Print these lines again without any changes.

[Spatial annotation records]

------------------------------------------------------------

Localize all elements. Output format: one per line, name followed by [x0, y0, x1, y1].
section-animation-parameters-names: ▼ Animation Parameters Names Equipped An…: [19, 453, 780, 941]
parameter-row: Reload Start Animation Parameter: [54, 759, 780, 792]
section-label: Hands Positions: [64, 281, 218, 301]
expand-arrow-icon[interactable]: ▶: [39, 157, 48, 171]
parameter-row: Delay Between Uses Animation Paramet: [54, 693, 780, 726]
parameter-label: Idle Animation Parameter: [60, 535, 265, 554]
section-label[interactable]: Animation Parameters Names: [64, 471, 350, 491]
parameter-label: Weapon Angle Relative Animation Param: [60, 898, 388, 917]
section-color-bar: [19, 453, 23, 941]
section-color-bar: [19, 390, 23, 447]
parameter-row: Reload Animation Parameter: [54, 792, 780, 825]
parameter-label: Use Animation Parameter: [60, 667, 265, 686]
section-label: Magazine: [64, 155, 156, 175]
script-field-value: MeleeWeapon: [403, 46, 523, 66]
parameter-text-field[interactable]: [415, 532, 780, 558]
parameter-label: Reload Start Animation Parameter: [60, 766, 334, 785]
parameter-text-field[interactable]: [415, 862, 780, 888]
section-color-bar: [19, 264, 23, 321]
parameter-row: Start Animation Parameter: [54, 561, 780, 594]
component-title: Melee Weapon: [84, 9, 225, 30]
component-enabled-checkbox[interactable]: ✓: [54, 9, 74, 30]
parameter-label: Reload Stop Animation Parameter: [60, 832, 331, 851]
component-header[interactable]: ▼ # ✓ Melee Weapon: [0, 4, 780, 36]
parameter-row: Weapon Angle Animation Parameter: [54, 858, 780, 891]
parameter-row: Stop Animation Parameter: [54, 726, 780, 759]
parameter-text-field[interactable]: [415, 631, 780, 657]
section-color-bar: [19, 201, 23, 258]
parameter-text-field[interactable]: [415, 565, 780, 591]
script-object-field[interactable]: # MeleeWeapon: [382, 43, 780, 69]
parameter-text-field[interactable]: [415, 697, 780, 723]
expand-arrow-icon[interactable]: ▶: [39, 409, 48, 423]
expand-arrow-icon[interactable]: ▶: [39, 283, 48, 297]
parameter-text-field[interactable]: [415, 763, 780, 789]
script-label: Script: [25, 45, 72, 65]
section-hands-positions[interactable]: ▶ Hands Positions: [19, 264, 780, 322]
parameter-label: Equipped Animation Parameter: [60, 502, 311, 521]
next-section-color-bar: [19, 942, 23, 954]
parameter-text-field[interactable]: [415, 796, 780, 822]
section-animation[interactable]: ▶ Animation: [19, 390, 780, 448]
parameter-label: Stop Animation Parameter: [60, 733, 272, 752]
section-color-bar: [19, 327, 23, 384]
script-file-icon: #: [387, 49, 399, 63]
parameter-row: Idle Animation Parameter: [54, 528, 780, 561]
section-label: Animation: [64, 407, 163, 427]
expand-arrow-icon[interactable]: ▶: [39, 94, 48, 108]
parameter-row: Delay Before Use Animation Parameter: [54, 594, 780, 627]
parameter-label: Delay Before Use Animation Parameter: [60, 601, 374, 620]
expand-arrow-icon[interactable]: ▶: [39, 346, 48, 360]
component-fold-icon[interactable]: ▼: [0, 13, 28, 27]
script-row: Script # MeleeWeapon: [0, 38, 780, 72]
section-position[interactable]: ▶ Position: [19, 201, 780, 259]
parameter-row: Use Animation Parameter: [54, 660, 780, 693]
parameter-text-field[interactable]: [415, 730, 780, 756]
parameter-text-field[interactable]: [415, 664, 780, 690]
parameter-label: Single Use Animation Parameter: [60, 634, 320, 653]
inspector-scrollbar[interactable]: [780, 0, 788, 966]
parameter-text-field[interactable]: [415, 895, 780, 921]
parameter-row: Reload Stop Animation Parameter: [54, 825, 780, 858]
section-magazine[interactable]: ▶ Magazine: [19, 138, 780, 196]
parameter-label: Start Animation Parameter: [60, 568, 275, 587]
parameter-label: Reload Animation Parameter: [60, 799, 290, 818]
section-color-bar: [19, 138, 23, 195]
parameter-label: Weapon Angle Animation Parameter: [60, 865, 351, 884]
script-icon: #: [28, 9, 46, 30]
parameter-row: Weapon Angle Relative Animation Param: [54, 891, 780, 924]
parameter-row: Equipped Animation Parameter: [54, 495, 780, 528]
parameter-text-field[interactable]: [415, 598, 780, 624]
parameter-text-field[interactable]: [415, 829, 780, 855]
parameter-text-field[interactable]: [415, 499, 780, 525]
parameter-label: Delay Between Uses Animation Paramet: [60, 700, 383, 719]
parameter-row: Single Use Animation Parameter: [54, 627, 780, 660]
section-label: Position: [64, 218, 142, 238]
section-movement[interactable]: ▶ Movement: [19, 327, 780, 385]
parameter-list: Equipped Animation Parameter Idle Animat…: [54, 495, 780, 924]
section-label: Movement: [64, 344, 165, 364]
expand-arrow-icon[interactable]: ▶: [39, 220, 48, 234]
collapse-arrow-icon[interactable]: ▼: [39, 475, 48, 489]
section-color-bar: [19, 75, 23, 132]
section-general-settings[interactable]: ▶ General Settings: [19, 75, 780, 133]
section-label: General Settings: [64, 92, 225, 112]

------------------------------------------------------------

ANSWER FOR THIS EXERCISE »
Localize all elements. Output format: one per line, name followed by [x0, y0, x1, y1].
section-animation-parameters-names: ▼ Animation Parameters Names Equipped An…: [19, 453, 780, 941]
parameter-row: Reload Start Animation Parameter: [54, 759, 780, 792]
section-label: Hands Positions: [64, 281, 218, 301]
expand-arrow-icon[interactable]: ▶: [39, 157, 48, 171]
parameter-row: Delay Between Uses Animation Paramet: [54, 693, 780, 726]
parameter-label: Idle Animation Parameter: [60, 535, 265, 554]
section-label[interactable]: Animation Parameters Names: [64, 471, 350, 491]
parameter-label: Weapon Angle Relative Animation Param: [60, 898, 388, 917]
section-color-bar: [19, 453, 23, 941]
section-color-bar: [19, 390, 23, 447]
parameter-row: Reload Animation Parameter: [54, 792, 780, 825]
parameter-label: Use Animation Parameter: [60, 667, 265, 686]
section-label: Magazine: [64, 155, 156, 175]
script-field-value: MeleeWeapon: [403, 46, 523, 66]
parameter-text-field[interactable]: [415, 532, 780, 558]
parameter-label: Reload Start Animation Parameter: [60, 766, 334, 785]
parameter-text-field[interactable]: [415, 862, 780, 888]
section-color-bar: [19, 264, 23, 321]
parameter-row: Start Animation Parameter: [54, 561, 780, 594]
component-title: Melee Weapon: [84, 9, 225, 30]
component-enabled-checkbox[interactable]: ✓: [54, 9, 74, 30]
parameter-label: Reload Stop Animation Parameter: [60, 832, 331, 851]
component-header[interactable]: ▼ # ✓ Melee Weapon: [0, 4, 780, 36]
parameter-row: Weapon Angle Animation Parameter: [54, 858, 780, 891]
parameter-row: Stop Animation Parameter: [54, 726, 780, 759]
parameter-text-field[interactable]: [415, 631, 780, 657]
section-color-bar: [19, 201, 23, 258]
parameter-text-field[interactable]: [415, 565, 780, 591]
script-object-field[interactable]: # MeleeWeapon: [382, 43, 780, 69]
parameter-text-field[interactable]: [415, 697, 780, 723]
expand-arrow-icon[interactable]: ▶: [39, 409, 48, 423]
expand-arrow-icon[interactable]: ▶: [39, 283, 48, 297]
parameter-text-field[interactable]: [415, 763, 780, 789]
script-label: Script: [25, 45, 72, 65]
section-hands-positions[interactable]: ▶ Hands Positions: [19, 264, 780, 322]
parameter-label: Equipped Animation Parameter: [60, 502, 311, 521]
next-section-color-bar: [19, 942, 23, 954]
parameter-text-field[interactable]: [415, 796, 780, 822]
section-animation[interactable]: ▶ Animation: [19, 390, 780, 448]
parameter-label: Stop Animation Parameter: [60, 733, 272, 752]
section-color-bar: [19, 327, 23, 384]
script-file-icon: #: [387, 49, 399, 63]
parameter-row: Idle Animation Parameter: [54, 528, 780, 561]
section-label: Animation: [64, 407, 163, 427]
expand-arrow-icon[interactable]: ▶: [39, 94, 48, 108]
parameter-row: Delay Before Use Animation Parameter: [54, 594, 780, 627]
parameter-label: Delay Before Use Animation Parameter: [60, 601, 374, 620]
expand-arrow-icon[interactable]: ▶: [39, 346, 48, 360]
component-fold-icon[interactable]: ▼: [0, 13, 28, 27]
script-row: Script # MeleeWeapon: [0, 38, 780, 72]
section-position[interactable]: ▶ Position: [19, 201, 780, 259]
parameter-row: Use Animation Parameter: [54, 660, 780, 693]
parameter-text-field[interactable]: [415, 730, 780, 756]
parameter-text-field[interactable]: [415, 664, 780, 690]
parameter-label: Single Use Animation Parameter: [60, 634, 320, 653]
inspector-scrollbar[interactable]: [780, 0, 788, 966]
parameter-text-field[interactable]: [415, 895, 780, 921]
parameter-row: Reload Stop Animation Parameter: [54, 825, 780, 858]
section-magazine[interactable]: ▶ Magazine: [19, 138, 780, 196]
parameter-label: Start Animation Parameter: [60, 568, 275, 587]
parameter-label: Reload Animation Parameter: [60, 799, 290, 818]
section-color-bar: [19, 138, 23, 195]
parameter-label: Weapon Angle Animation Parameter: [60, 865, 351, 884]
script-icon: #: [28, 9, 46, 30]
parameter-row: Weapon Angle Relative Animation Param: [54, 891, 780, 924]
parameter-row: Equipped Animation Parameter: [54, 495, 780, 528]
parameter-text-field[interactable]: [415, 598, 780, 624]
parameter-text-field[interactable]: [415, 829, 780, 855]
parameter-text-field[interactable]: [415, 499, 780, 525]
parameter-label: Delay Between Uses Animation Paramet: [60, 700, 383, 719]
parameter-row: Single Use Animation Parameter: [54, 627, 780, 660]
section-label: Position: [64, 218, 142, 238]
section-movement[interactable]: ▶ Movement: [19, 327, 780, 385]
parameter-list: Equipped Animation Parameter Idle Animat…: [54, 495, 780, 924]
section-label: Movement: [64, 344, 165, 364]
expand-arrow-icon[interactable]: ▶: [39, 220, 48, 234]
collapse-arrow-icon[interactable]: ▼: [39, 475, 48, 489]
section-color-bar: [19, 75, 23, 132]
section-general-settings[interactable]: ▶ General Settings: [19, 75, 780, 133]
section-label: General Settings: [64, 92, 225, 112]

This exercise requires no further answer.